-- Text segment --
= Beginning of Section =

Medicaid and CHIP Eligibility, Enrollment, and Cost Sharing Policies as of January 2019: Findings from a 50-State Survey
Looking ahead, one key question is whether there will be continued advances to expand coverage and streamline enrollment processes or whether emerging policy changes will erode coverage gains and enrollment simplifications realized under the ACA.
Additional states may expand Medicaid, which would increase access to coverage for low-income adults and have positive effects on care and state budgets and economies.1 Several new governors who were elected in 2018 ran on platforms to expand Medicaid. Further, the success of recent ballot initiatives to expand could spark similar action in other states. However, voter-approved ballot measures may face barriers to implementation based on state law requirements, efforts to block or amend the policies by legislators or governors, or legal challenges.2 Ongoing litigation related to the constitutionality of the ACA also could influence state decisions to expand. However, if states attach waiver provisions such as work requirements or other restrictions to expansion, the positive reach and impact would be limited. Recently, some states have indicated interest in a partial expansion to an income level below 138% FPL with the ACA enhanced federal match rate.3 Relative to full expansion, partial expansions could limit coverage and potentially increase federal costs. While states can pursue waivers to extend coverage to a lower income level without access to the enhanced federal match, no waivers to allow an enhanced match for a partial expansion have been approved to date, and guidance from the previous administration prohibited the use of the enhanced match for “partial expansions.”
Renewed CHIP funding protects children’s eligibility levels through 2027, but states that extend eligibility above 300% FPL will have the option to reduce eligibility starting in October 2019. When Congress continued funding for CHIP in 2018, it retained the MOE provision that requires states to preserve Medicaid and CHIP eligibility and enrollment policies for children. However, starting in October 2019, the MOE only applies to children’s coverage up to 300% FPL. At that time, states can maintain coverage for children above this income level and still receive federal matching funds, but will newly have the option to reduce eligibility to 300% FPL. This change in the scope of the MOE coincides with the beginning of the phase-out of the 23-percentage point temporary boost in federal CHIP matching rates available between 2016 and 2019. This boost will be reduced by half (11.5 percentage points) in 2020 and then rates revert to the traditional enhanced CHIP match rate in 2021, leaving states to resume paying a larger share of CHIP costs.

= End of Section =

-- Dataset extract --
= Beginning of Section =

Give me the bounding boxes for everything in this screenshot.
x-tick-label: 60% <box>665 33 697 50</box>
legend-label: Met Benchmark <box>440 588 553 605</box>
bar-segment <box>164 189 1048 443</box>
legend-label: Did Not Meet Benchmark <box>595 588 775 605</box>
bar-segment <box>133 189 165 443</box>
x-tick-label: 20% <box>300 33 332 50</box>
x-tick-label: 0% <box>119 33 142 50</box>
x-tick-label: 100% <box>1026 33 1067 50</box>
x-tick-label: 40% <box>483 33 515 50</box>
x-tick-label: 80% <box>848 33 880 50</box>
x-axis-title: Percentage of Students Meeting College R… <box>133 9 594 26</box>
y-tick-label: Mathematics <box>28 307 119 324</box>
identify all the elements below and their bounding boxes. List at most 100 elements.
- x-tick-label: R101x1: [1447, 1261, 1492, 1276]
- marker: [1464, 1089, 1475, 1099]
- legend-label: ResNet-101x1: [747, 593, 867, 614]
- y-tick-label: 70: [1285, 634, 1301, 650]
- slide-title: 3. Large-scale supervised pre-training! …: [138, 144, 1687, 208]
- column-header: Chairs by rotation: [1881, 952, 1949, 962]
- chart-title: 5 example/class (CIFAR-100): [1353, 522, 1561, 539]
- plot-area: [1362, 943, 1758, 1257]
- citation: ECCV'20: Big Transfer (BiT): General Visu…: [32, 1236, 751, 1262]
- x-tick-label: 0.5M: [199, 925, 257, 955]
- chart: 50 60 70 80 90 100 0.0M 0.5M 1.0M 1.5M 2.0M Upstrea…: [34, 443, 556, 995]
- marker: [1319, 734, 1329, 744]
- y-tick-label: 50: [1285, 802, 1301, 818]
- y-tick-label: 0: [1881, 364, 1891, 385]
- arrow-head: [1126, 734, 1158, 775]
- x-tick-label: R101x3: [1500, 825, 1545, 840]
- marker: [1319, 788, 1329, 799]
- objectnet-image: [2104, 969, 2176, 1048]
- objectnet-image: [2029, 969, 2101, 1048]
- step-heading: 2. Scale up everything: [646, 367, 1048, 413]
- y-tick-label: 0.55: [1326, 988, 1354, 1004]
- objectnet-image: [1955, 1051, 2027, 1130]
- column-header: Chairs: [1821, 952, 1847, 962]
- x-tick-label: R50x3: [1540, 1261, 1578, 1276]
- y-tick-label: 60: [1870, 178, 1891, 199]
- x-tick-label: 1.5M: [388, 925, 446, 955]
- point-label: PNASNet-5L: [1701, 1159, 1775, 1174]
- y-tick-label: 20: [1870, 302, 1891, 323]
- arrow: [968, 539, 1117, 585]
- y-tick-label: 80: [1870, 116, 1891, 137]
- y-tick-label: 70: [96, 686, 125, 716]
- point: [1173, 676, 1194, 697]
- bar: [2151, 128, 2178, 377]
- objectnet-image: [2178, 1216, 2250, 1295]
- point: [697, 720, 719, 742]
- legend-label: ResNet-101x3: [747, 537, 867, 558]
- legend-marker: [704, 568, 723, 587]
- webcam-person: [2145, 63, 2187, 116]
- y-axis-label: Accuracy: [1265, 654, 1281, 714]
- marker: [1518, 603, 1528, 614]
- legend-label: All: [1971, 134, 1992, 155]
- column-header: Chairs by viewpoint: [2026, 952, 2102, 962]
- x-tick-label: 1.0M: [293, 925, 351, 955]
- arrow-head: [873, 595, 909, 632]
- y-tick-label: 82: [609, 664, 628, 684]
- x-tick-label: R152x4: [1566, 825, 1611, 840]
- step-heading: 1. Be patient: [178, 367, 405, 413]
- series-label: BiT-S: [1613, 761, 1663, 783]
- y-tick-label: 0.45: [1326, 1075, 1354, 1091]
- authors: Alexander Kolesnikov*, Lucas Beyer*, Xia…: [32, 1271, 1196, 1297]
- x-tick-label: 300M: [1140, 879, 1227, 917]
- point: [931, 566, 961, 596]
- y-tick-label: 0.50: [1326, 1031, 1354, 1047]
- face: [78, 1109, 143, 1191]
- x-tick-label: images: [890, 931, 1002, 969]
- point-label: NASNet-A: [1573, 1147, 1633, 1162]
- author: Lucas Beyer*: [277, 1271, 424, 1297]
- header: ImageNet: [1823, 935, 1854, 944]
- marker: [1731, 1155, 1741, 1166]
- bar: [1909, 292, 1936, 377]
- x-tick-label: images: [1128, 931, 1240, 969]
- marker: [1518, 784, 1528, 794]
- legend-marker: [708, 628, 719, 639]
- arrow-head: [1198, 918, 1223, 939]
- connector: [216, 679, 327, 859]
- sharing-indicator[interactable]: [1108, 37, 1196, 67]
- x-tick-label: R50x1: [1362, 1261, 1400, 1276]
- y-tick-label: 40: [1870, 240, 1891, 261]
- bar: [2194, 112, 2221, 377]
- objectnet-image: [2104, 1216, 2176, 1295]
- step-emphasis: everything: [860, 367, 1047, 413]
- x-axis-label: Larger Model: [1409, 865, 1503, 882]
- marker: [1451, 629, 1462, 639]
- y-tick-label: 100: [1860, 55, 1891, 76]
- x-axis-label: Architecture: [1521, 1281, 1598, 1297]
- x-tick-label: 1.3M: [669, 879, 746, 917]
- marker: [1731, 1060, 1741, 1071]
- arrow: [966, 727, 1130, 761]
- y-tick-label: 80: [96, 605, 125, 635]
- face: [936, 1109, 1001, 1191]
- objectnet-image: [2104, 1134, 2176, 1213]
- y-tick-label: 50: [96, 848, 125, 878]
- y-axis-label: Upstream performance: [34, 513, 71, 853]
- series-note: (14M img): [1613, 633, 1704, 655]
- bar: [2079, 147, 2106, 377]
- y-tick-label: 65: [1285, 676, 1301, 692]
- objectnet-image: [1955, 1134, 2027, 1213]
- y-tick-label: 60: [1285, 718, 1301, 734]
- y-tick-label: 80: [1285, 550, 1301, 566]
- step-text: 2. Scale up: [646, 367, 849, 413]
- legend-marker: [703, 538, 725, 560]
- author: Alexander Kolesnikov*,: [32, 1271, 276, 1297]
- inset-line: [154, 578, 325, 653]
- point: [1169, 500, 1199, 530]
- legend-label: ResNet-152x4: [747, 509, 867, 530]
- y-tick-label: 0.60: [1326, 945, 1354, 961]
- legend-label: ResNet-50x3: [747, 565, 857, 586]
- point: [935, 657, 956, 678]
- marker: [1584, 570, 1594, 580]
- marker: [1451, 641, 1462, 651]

= End of Section =

-- Work instruction 1 --
According to the text on Medicaid and CHIP policies, through what year does renewed CHIP funding protect children's eligibility levels?
-- Work instruction 2 --
Write down everything in the text on Medicaid and CHIP policies from "Medicaid and CHIP Eligibility, Enrollment, and" down to "under the ACA.".

-- Task output 1 --
Through 2027.

-- Task output 2 --
Medicaid and CHIP Eligibility, Enrollment, and Cost Sharing Policies as of January 2019: Findings from a 50-State Survey
Looking ahead, one key question is whether there will be continued advances to expand coverage and streamline enrollment processes or whether emerging policy changes will erode coverage gains and enrollment simplifications realized under the ACA.